— Start —
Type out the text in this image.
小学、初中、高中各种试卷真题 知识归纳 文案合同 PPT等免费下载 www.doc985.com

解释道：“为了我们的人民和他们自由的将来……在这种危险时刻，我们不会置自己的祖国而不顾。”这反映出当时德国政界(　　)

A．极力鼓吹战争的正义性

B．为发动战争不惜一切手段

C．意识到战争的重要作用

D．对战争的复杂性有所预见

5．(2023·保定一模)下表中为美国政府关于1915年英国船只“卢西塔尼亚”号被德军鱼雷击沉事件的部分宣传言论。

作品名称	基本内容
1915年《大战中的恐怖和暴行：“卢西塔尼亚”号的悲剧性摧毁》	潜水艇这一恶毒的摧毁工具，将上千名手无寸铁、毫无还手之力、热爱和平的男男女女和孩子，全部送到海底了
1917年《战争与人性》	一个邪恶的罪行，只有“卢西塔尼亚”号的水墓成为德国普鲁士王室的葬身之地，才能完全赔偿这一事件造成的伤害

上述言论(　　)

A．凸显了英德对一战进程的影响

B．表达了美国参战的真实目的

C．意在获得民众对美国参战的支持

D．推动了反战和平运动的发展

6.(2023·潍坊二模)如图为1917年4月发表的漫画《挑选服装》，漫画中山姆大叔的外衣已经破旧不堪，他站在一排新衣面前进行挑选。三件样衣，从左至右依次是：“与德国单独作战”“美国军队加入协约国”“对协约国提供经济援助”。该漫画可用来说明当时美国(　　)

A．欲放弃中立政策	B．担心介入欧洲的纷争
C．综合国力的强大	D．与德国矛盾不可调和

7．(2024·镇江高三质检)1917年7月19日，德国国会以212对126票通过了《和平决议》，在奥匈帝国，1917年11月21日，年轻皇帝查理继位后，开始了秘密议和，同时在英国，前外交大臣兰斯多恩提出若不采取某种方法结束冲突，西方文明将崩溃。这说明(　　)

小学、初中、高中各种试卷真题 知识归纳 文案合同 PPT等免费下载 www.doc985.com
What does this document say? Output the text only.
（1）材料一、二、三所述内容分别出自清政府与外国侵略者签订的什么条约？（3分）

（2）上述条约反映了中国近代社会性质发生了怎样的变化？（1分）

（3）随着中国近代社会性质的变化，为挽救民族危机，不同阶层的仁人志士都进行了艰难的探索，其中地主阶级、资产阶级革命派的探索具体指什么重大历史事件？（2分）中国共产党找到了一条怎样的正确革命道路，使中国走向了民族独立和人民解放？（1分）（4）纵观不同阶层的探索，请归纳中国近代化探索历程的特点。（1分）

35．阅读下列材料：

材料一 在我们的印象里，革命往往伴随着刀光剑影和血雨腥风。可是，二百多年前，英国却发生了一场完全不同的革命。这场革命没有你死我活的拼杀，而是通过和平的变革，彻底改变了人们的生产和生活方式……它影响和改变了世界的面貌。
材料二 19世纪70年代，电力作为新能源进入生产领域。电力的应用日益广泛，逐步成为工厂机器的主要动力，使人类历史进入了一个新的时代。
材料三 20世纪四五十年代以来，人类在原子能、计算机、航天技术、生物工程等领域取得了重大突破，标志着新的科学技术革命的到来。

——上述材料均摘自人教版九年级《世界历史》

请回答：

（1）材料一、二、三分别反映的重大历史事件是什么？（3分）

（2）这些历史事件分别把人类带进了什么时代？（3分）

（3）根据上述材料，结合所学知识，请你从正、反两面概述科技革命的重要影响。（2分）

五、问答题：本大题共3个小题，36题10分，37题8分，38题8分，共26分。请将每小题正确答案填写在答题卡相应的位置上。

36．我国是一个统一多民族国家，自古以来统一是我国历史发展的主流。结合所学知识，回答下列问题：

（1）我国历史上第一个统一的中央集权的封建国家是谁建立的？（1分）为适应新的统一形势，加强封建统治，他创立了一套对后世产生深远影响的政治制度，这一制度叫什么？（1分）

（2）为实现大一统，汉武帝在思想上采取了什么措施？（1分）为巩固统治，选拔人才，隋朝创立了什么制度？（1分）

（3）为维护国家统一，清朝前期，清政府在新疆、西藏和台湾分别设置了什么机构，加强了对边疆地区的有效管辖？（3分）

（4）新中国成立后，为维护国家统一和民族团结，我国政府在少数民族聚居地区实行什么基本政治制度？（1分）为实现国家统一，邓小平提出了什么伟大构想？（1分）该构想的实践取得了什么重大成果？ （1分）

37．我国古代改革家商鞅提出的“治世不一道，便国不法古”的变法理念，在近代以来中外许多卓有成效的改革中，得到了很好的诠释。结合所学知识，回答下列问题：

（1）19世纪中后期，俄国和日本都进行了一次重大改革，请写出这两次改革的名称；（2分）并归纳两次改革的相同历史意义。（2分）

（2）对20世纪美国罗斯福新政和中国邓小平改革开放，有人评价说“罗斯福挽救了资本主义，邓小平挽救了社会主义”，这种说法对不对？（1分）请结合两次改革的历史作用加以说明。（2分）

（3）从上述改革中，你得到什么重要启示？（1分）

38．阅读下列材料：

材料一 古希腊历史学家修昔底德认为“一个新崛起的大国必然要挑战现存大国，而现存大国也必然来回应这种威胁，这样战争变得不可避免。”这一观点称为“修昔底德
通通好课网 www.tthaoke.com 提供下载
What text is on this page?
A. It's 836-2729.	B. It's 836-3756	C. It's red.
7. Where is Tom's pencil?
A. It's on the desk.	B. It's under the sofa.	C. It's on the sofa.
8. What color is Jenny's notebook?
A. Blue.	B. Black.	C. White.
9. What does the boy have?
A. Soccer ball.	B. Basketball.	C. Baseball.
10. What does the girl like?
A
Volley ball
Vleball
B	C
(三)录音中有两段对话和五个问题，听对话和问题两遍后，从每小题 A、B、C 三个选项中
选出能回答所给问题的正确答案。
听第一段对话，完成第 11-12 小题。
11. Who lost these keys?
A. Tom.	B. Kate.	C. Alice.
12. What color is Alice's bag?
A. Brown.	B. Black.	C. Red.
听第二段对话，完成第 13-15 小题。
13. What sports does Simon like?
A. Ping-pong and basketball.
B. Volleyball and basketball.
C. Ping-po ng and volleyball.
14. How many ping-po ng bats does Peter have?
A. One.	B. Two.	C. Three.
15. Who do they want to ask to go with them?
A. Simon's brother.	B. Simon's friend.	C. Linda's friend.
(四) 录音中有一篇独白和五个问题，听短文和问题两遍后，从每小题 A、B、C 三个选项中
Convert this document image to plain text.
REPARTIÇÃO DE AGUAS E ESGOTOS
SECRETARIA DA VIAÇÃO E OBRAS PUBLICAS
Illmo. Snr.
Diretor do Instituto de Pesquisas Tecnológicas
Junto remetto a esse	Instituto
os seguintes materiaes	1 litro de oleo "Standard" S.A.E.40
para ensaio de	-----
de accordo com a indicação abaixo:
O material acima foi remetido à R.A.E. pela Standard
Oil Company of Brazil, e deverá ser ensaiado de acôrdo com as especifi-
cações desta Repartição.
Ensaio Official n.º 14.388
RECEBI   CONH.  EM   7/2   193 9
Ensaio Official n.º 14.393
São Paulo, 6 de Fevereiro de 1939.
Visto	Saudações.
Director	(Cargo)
— End —
[Set problem]
Reproduce the material above exactly; please quote every line of it.

[Finished answer]
Type out the text in this image.
小学、初中、高中各种试卷真题 知识归纳 文案合同 PPT等免费下载 www.doc985.com

解释道：“为了我们的人民和他们自由的将来……在这种危险时刻，我们不会置自己的祖国而不顾。”这反映出当时德国政界(　　)

A．极力鼓吹战争的正义性

B．为发动战争不惜一切手段

C．意识到战争的重要作用

D．对战争的复杂性有所预见

5．(2023·保定一模)下表中为美国政府关于1915年英国船只“卢西塔尼亚”号被德军鱼雷击沉事件的部分宣传言论。

作品名称	基本内容
1915年《大战中的恐怖和暴行：“卢西塔尼亚”号的悲剧性摧毁》	潜水艇这一恶毒的摧毁工具，将上千名手无寸铁、毫无还手之力、热爱和平的男男女女和孩子，全部送到海底了
1917年《战争与人性》	一个邪恶的罪行，只有“卢西塔尼亚”号的水墓成为德国普鲁士王室的葬身之地，才能完全赔偿这一事件造成的伤害

上述言论(　　)

A．凸显了英德对一战进程的影响

B．表达了美国参战的真实目的

C．意在获得民众对美国参战的支持

D．推动了反战和平运动的发展

6.(2023·潍坊二模)如图为1917年4月发表的漫画《挑选服装》，漫画中山姆大叔的外衣已经破旧不堪，他站在一排新衣面前进行挑选。三件样衣，从左至右依次是：“与德国单独作战”“美国军队加入协约国”“对协约国提供经济援助”。该漫画可用来说明当时美国(　　)

A．欲放弃中立政策	B．担心介入欧洲的纷争
C．综合国力的强大	D．与德国矛盾不可调和

7．(2024·镇江高三质检)1917年7月19日，德国国会以212对126票通过了《和平决议》，在奥匈帝国，1917年11月21日，年轻皇帝查理继位后，开始了秘密议和，同时在英国，前外交大臣兰斯多恩提出若不采取某种方法结束冲突，西方文明将崩溃。这说明(　　)

小学、初中、高中各种试卷真题 知识归纳 文案合同 PPT等免费下载 www.doc985.com
What does this document say? Output the text only.
（1）材料一、二、三所述内容分别出自清政府与外国侵略者签订的什么条约？（3分）

（2）上述条约反映了中国近代社会性质发生了怎样的变化？（1分）

（3）随着中国近代社会性质的变化，为挽救民族危机，不同阶层的仁人志士都进行了艰难的探索，其中地主阶级、资产阶级革命派的探索具体指什么重大历史事件？（2分）中国共产党找到了一条怎样的正确革命道路，使中国走向了民族独立和人民解放？（1分）（4）纵观不同阶层的探索，请归纳中国近代化探索历程的特点。（1分）

35．阅读下列材料：

材料一 在我们的印象里，革命往往伴随着刀光剑影和血雨腥风。可是，二百多年前，英国却发生了一场完全不同的革命。这场革命没有你死我活的拼杀，而是通过和平的变革，彻底改变了人们的生产和生活方式……它影响和改变了世界的面貌。
材料二 19世纪70年代，电力作为新能源进入生产领域。电力的应用日益广泛，逐步成为工厂机器的主要动力，使人类历史进入了一个新的时代。
材料三 20世纪四五十年代以来，人类在原子能、计算机、航天技术、生物工程等领域取得了重大突破，标志着新的科学技术革命的到来。

——上述材料均摘自人教版九年级《世界历史》

请回答：

（1）材料一、二、三分别反映的重大历史事件是什么？（3分）

（2）这些历史事件分别把人类带进了什么时代？（3分）

（3）根据上述材料，结合所学知识，请你从正、反两面概述科技革命的重要影响。（2分）

五、问答题：本大题共3个小题，36题10分，37题8分，38题8分，共26分。请将每小题正确答案填写在答题卡相应的位置上。

36．我国是一个统一多民族国家，自古以来统一是我国历史发展的主流。结合所学知识，回答下列问题：

（1）我国历史上第一个统一的中央集权的封建国家是谁建立的？（1分）为适应新的统一形势，加强封建统治，他创立了一套对后世产生深远影响的政治制度，这一制度叫什么？（1分）

（2）为实现大一统，汉武帝在思想上采取了什么措施？（1分）为巩固统治，选拔人才，隋朝创立了什么制度？（1分）

（3）为维护国家统一，清朝前期，清政府在新疆、西藏和台湾分别设置了什么机构，加强了对边疆地区的有效管辖？（3分）

（4）新中国成立后，为维护国家统一和民族团结，我国政府在少数民族聚居地区实行什么基本政治制度？（1分）为实现国家统一，邓小平提出了什么伟大构想？（1分）该构想的实践取得了什么重大成果？ （1分）

37．我国古代改革家商鞅提出的“治世不一道，便国不法古”的变法理念，在近代以来中外许多卓有成效的改革中，得到了很好的诠释。结合所学知识，回答下列问题：

（1）19世纪中后期，俄国和日本都进行了一次重大改革，请写出这两次改革的名称；（2分）并归纳两次改革的相同历史意义。（2分）

（2）对20世纪美国罗斯福新政和中国邓小平改革开放，有人评价说“罗斯福挽救了资本主义，邓小平挽救了社会主义”，这种说法对不对？（1分）请结合两次改革的历史作用加以说明。（2分）

（3）从上述改革中，你得到什么重要启示？（1分）

38．阅读下列材料：

材料一 古希腊历史学家修昔底德认为“一个新崛起的大国必然要挑战现存大国，而现存大国也必然来回应这种威胁，这样战争变得不可避免。”这一观点称为“修昔底德
通通好课网 www.tthaoke.com 提供下载
What text is on this page?
A. It's 836-2729.	B. It's 836-3756	C. It's red.
7. Where is Tom's pencil?
A. It's on the desk.	B. It's under the sofa.	C. It's on the sofa.
8. What color is Jenny's notebook?
A. Blue.	B. Black.	C. White.
9. What does the boy have?
A. Soccer ball.	B. Basketball.	C. Baseball.
10. What does the girl like?
A
Volley ball
Vleball
B	C
(三)录音中有两段对话和五个问题，听对话和问题两遍后，从每小题 A、B、C 三个选项中
选出能回答所给问题的正确答案。
听第一段对话，完成第 11-12 小题。
11. Who lost these keys?
A. Tom.	B. Kate.	C. Alice.
12. What color is Alice's bag?
A. Brown.	B. Black.	C. Red.
听第二段对话，完成第 13-15 小题。
13. What sports does Simon like?
A. Ping-pong and basketball.
B. Volleyball and basketball.
C. Ping-po ng and volleyball.
14. How many ping-po ng bats does Peter have?
A. One.	B. Two.	C. Three.
15. Who do they want to ask to go with them?
A. Simon's brother.	B. Simon's friend.	C. Linda's friend.
(四) 录音中有一篇独白和五个问题，听短文和问题两遍后，从每小题 A、B、C 三个选项中
Convert this document image to plain text.
REPARTIÇÃO DE AGUAS E ESGOTOS
SECRETARIA DA VIAÇÃO E OBRAS PUBLICAS
Illmo. Snr.
Diretor do Instituto de Pesquisas Tecnológicas
Junto remetto a esse	Instituto
os seguintes materiaes	1 litro de oleo "Standard" S.A.E.40
para ensaio de	-----
de accordo com a indicação abaixo:
O material acima foi remetido à R.A.E. pela Standard
Oil Company of Brazil, e deverá ser ensaiado de acôrdo com as especifi-
cações desta Repartição.
Ensaio Official n.º 14.388
RECEBI   CONH.  EM   7/2   193 9
Ensaio Official n.º 14.393
São Paulo, 6 de Fevereiro de 1939.
Visto	Saudações.
Director	(Cargo)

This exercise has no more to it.